(begin)

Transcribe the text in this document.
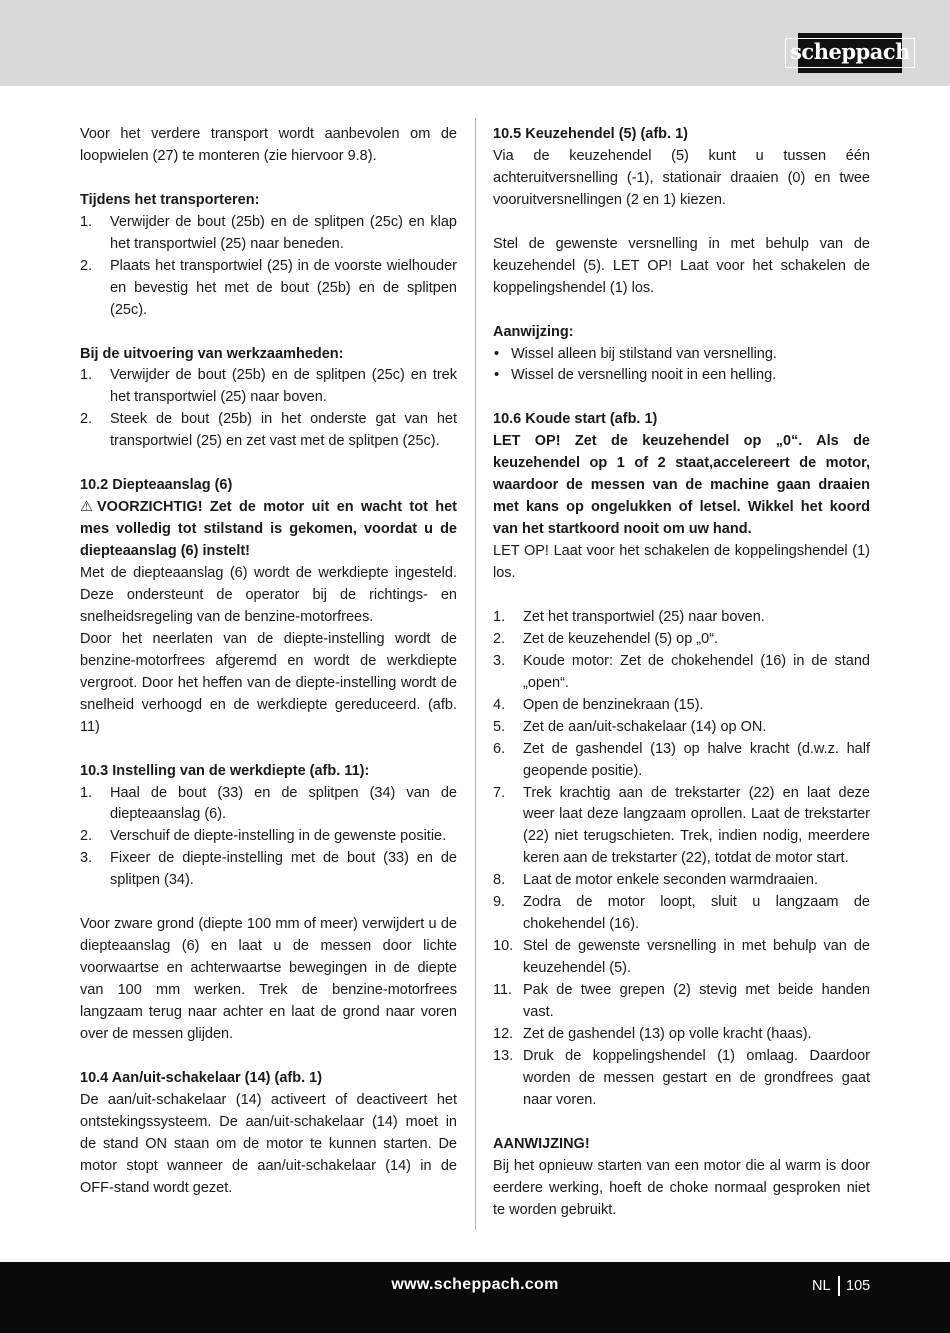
scheppach

Voor het verdere transport wordt aanbevolen om de loopwielen (27) te monteren (zie hiervoor 9.8).

Tijdens het transporteren:
1. Verwijder de bout (25b) en de splitpen (25c) en klap het transportwiel (25) naar beneden.
2. Plaats het transportwiel (25) in de voorste wielhouder en bevestig het met de bout (25b) en de splitpen (25c).
Bij de uitvoering van werkzaamheden:
1. Verwijder de bout (25b) en de splitpen (25c) en trek het transportwiel (25) naar boven.
2. Steek de bout (25b) in het onderste gat van het transportwiel (25) en zet vast met de splitpen (25c).
10.2 Diepteaanslag (6)

⚠ VOORZICHTIG! Zet de motor uit en wacht tot het mes volledig tot stilstand is gekomen, voordat u de diepteaanslag (6) instelt!

Met de diepteaanslag (6) wordt de werkdiepte ingesteld. Deze ondersteunt de operator bij de richtings- en snelheidsregeling van de benzine-motorfrees.

Door het neerlaten van de diepte-instelling wordt de benzine-motorfrees afgeremd en wordt de werkdiepte vergroot. Door het heffen van de diepte-instelling wordt de snelheid verhoogd en de werkdiepte gereduceerd. (afb. 11)

10.3 Instelling van de werkdiepte (afb. 11):
1. Haal de bout (33) en de splitpen (34) van de diepteaanslag (6).
2. Verschuif de diepte-instelling in de gewenste positie.
3. Fixeer de diepte-instelling met de bout (33) en de splitpen (34).

Voor zware grond (diepte 100 mm of meer) verwijdert u de diepteaanslag (6) en laat u de messen door lichte voorwaartse en achterwaartse bewegingen in de diepte van 100 mm werken. Trek de benzine-motorfrees langzaam terug naar achter en laat de grond naar voren over de messen glijden.

10.4 Aan/uit-schakelaar (14) (afb. 1)

De aan/uit-schakelaar (14) activeert of deactiveert het ontstekingssysteem. De aan/uit-schakelaar (14) moet in de stand ON staan om de motor te kunnen starten. De motor stopt wanneer de aan/uit-schakelaar (14) in de OFF-stand wordt gezet.

10.5 Keuzehendel (5) (afb. 1)

Via de keuzehendel (5) kunt u tussen één achteruitversnelling (-1), stationair draaien (0) en twee vooruitversnellingen (2 en 1) kiezen.

Stel de gewenste versnelling in met behulp van de keuzehendel (5). LET OP! Laat voor het schakelen de koppelingshendel (1) los.

Aanwijzing:
• Wissel alleen bij stilstand van versnelling.
• Wissel de versnelling nooit in een helling.
10.6 Koude start (afb. 1)

LET OP! Zet de keuzehendel op „0“. Als de keuzehendel op 1 of 2 staat,accelereert de motor, waardoor de messen van de machine gaan draaien met kans op ongelukken of letsel. Wikkel het koord van het startkoord nooit om uw hand.

LET OP! Laat voor het schakelen de koppelingshendel (1) los.

1. Zet het transportwiel (25) naar boven.
2. Zet de keuzehendel (5) op „0“.
3. Koude motor: Zet de chokehendel (16) in de stand „open“.
4. Open de benzinekraan (15).
5. Zet de aan/uit-schakelaar (14) op ON.
6. Zet de gashendel (13) op halve kracht (d.w.z. half geopende positie).
7. Trek krachtig aan de trekstarter (22) en laat deze weer laat deze langzaam oprollen. Laat de trekstarter (22) niet terugschieten. Trek, indien nodig, meerdere keren aan de trekstarter (22), totdat de motor start.
8. Laat de motor enkele seconden warmdraaien.
9. Zodra de motor loopt, sluit u langzaam de chokehendel (16).
10. Stel de gewenste versnelling in met behulp van de keuzehendel (5).
11. Pak de twee grepen (2) stevig met beide handen vast.
12. Zet de gashendel (13) op volle kracht (haas).
13. Druk de koppelingshendel (1) omlaag. Daardoor worden de messen gestart en de grondfrees gaat naar voren.
AANWIJZING!

Bij het opnieuw starten van een motor die al warm is door eerdere werking, hoeft de choke normaal gesproken niet te worden gebruikt.

www.scheppach.com	NL 105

(end)

Short task » Look through the data above. Copy every line with the string "voren" in it.

The completed task »
Voor zware grond (diepte 100 mm of meer) verwijdert u de diepteaanslag (6) en laat u de messen door lichte voorwaartse en achterwaartse bewegingen in de diepte van 100 mm werken. Trek de benzine-motorfrees langzaam terug naar achter en laat de grond naar voren over de messen glijden.
13. Druk de koppelingshendel (1) omlaag. Daardoor worden de messen gestart en de grondfrees gaat naar voren.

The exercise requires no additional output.